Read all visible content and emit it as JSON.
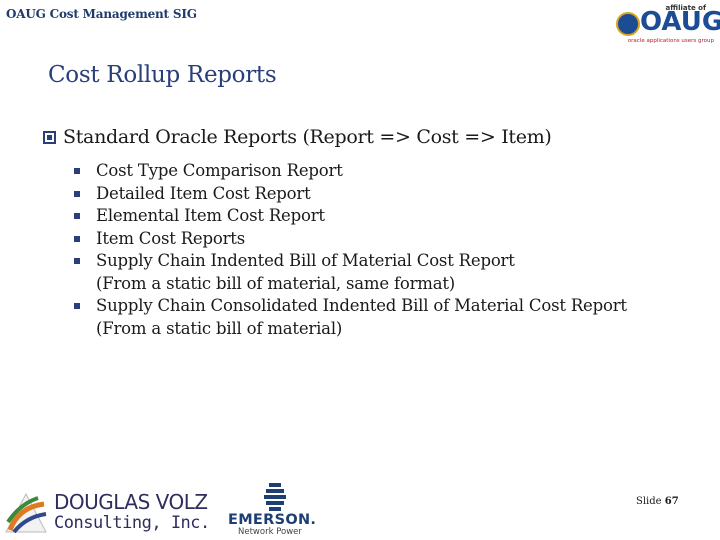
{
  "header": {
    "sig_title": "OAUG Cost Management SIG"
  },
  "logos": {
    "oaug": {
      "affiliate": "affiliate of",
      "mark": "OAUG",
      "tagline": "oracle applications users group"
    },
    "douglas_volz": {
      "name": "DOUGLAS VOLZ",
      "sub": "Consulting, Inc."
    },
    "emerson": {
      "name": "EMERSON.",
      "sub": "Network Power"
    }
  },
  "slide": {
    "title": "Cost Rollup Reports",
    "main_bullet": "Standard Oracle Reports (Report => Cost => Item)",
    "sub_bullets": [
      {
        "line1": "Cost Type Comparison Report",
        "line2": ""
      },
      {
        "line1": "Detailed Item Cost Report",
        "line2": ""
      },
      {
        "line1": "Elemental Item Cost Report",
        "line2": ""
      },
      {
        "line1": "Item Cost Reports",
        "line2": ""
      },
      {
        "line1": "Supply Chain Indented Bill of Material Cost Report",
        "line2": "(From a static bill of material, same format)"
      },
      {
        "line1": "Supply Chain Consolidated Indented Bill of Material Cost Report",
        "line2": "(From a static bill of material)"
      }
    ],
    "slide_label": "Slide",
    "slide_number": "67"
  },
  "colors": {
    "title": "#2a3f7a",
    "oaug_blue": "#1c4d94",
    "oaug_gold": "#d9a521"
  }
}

-------

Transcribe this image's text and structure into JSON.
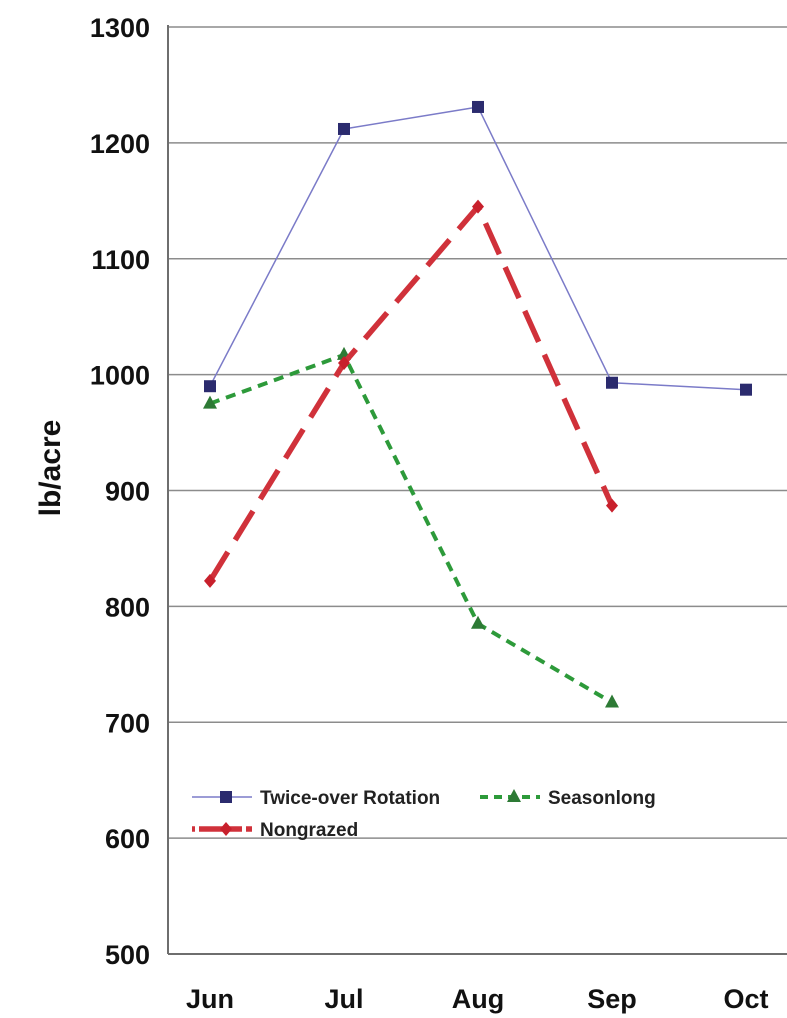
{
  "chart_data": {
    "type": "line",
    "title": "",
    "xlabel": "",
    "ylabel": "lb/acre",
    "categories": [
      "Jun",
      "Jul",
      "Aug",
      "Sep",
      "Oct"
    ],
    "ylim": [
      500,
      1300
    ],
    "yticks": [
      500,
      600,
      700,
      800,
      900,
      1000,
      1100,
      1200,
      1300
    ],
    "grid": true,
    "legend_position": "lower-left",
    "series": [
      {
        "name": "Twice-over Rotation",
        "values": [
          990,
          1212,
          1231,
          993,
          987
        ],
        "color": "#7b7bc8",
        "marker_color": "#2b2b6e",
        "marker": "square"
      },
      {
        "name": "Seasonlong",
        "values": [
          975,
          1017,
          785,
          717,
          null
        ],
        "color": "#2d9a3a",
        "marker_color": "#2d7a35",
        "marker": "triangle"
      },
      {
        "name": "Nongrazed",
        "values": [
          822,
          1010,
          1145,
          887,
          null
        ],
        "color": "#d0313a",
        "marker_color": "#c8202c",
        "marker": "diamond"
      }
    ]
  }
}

-------

# Exercise aim:
Read the entries and select each line where the word "Chain" is found.

# Output of the exercise:
        "line1": "Supply Chain Indented Bill of Material Cost Report",
        "line1": "Supply Chain Consolidated Indented Bill of Material Cost Report",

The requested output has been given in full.